◆ Problem set:
- a) In the passage on beholding Christ during theosis, why can a person not describe Christ in words?
- b) Rewrite the part of the passage on beholding Christ that opens with the words "People usually relate" and closes with "and the uncreated.", changing "uncreated" to "unmade" wherever it occurs.
··· Selected text ···
People usually relate to their fellow man on the basis of their impression of him that they have already formed. But when man gazes directly at Christ during an experience of theosis, in which Christ reveals Himself to him in His glorified theanthropic nature, man is unable to keep in mind any human concept or previous opinion that he had presumably formed about Christ, because absolutely nothing within creation, material or immaterial, with the exception of Christ’s human body, resembles the uncreated reality and glory of the glorified Christ, Whom he now beholds. Man simply accepts Christ as he sees Him. Man cannot describe Him. He cannot speak objectively about Him, because human words are not capable of describing Christ’s uncreated reality or His divine nature. And this is the case because there is no similarity between the created and the uncreated.
··· Data shown ···
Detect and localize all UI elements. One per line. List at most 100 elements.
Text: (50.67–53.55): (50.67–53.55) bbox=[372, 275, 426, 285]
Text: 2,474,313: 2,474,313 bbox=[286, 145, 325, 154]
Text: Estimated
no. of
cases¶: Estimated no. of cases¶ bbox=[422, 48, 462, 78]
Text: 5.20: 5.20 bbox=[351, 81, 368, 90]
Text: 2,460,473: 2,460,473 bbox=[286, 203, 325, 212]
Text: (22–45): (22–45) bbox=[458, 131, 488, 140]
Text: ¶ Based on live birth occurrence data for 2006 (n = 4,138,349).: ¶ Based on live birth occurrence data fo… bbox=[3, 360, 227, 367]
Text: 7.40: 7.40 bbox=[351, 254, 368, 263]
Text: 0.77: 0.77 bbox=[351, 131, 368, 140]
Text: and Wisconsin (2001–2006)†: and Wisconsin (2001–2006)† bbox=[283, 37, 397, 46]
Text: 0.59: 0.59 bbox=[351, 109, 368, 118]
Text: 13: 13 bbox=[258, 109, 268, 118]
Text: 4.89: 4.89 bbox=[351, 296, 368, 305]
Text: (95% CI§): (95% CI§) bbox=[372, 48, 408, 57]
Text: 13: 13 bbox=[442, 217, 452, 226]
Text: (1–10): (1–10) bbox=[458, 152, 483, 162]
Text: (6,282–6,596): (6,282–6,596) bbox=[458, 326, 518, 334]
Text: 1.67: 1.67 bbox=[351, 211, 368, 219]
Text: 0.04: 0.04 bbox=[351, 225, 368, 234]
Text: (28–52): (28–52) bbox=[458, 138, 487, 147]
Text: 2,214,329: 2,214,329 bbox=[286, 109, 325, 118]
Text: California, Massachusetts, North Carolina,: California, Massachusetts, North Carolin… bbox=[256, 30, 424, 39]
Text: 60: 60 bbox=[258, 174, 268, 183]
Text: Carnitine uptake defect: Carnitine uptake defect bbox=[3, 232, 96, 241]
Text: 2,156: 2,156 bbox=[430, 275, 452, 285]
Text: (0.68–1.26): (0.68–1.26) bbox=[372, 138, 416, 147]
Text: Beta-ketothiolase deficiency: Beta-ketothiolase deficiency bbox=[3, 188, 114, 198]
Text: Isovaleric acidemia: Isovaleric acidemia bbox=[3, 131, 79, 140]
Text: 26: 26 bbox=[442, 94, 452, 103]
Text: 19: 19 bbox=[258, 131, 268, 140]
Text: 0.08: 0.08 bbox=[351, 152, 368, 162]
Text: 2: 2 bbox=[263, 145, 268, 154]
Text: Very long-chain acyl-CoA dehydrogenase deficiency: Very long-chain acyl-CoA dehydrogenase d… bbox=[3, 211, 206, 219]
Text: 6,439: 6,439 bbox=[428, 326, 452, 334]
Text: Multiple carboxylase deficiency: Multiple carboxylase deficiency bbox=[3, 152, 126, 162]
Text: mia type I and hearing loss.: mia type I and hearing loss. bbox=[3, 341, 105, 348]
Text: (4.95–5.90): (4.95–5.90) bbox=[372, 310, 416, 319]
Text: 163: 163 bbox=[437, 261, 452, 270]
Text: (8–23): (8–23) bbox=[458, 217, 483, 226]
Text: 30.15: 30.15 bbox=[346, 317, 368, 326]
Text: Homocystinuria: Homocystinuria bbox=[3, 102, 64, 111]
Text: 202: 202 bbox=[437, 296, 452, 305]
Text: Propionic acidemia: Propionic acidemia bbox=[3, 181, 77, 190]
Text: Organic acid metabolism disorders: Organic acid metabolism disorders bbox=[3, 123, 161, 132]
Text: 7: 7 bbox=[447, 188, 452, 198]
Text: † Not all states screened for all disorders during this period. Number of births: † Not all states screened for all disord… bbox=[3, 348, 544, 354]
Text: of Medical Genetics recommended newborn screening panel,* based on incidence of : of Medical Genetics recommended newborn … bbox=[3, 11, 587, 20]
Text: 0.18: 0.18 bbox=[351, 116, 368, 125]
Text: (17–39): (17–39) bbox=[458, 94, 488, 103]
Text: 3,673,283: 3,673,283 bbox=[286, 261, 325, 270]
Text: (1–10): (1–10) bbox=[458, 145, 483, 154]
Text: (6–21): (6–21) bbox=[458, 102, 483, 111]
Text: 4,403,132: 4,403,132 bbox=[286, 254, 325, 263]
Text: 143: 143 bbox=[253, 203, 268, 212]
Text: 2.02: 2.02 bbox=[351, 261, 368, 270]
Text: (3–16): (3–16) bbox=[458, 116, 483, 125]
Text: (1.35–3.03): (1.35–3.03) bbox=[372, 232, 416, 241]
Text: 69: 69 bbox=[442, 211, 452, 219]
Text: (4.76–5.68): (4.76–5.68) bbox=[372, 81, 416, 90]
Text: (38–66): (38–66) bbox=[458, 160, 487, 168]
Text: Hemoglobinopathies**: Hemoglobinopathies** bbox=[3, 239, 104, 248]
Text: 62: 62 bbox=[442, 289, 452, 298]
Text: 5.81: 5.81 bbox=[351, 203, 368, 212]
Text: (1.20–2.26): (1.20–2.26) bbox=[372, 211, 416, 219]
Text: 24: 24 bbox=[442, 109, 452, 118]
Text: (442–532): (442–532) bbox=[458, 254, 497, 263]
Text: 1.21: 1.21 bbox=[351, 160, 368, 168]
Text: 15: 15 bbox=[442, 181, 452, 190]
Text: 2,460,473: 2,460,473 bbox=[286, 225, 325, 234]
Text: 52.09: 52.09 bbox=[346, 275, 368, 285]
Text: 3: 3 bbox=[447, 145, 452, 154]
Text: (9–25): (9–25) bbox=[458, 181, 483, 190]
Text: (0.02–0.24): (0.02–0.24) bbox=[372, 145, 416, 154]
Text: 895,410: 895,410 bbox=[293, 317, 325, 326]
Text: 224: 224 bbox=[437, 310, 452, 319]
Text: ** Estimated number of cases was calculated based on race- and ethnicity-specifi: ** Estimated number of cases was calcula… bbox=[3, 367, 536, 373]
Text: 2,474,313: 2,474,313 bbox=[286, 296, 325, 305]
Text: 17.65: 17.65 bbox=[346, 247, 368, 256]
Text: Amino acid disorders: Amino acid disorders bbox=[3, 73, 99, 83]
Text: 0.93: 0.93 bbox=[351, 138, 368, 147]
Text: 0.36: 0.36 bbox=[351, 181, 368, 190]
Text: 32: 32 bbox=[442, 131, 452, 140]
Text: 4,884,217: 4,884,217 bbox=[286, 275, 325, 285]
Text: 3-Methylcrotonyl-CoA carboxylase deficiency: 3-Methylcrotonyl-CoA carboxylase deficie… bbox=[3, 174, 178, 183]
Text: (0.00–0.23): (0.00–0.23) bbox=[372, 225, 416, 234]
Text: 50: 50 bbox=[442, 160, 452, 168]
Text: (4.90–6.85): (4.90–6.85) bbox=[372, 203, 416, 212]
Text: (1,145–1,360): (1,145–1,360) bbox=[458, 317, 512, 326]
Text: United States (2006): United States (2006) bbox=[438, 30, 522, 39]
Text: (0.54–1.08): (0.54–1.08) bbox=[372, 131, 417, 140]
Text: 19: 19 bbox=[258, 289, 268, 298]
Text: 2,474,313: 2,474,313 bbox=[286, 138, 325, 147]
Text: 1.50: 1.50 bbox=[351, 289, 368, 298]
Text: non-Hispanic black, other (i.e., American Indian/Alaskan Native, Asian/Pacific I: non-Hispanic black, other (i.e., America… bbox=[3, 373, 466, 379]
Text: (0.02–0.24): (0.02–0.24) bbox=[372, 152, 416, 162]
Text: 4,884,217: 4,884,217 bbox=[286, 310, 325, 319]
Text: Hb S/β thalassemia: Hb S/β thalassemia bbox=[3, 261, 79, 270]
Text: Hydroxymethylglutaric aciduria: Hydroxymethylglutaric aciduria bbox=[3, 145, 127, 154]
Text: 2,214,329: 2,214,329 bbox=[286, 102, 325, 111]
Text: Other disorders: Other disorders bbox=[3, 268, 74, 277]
···
◆ Solutions below:
- a) Human words are not capable of describing Christ’s uncreated reality or His divine nature.

- b)
People usually relate to their fellow man on the basis of their impression of him that they have already formed. But when man gazes directly at Christ during an experience of theosis, in which Christ reveals Himself to him in His glorified theanthropic nature, man is unable to keep in mind any human concept or previous opinion that he had presumably formed about Christ, because absolutely nothing within creation, material or immaterial, with the exception of Christ’s human body, resembles the unmade reality and glory of the glorified Christ, Whom he now beholds. Man simply accepts Christ as he sees Him. Man cannot describe Him. He cannot speak objectively about Him, because human words are not capable of describing Christ’s unmade reality or His divine nature. And this is the case because there is no similarity between the created and the unmade.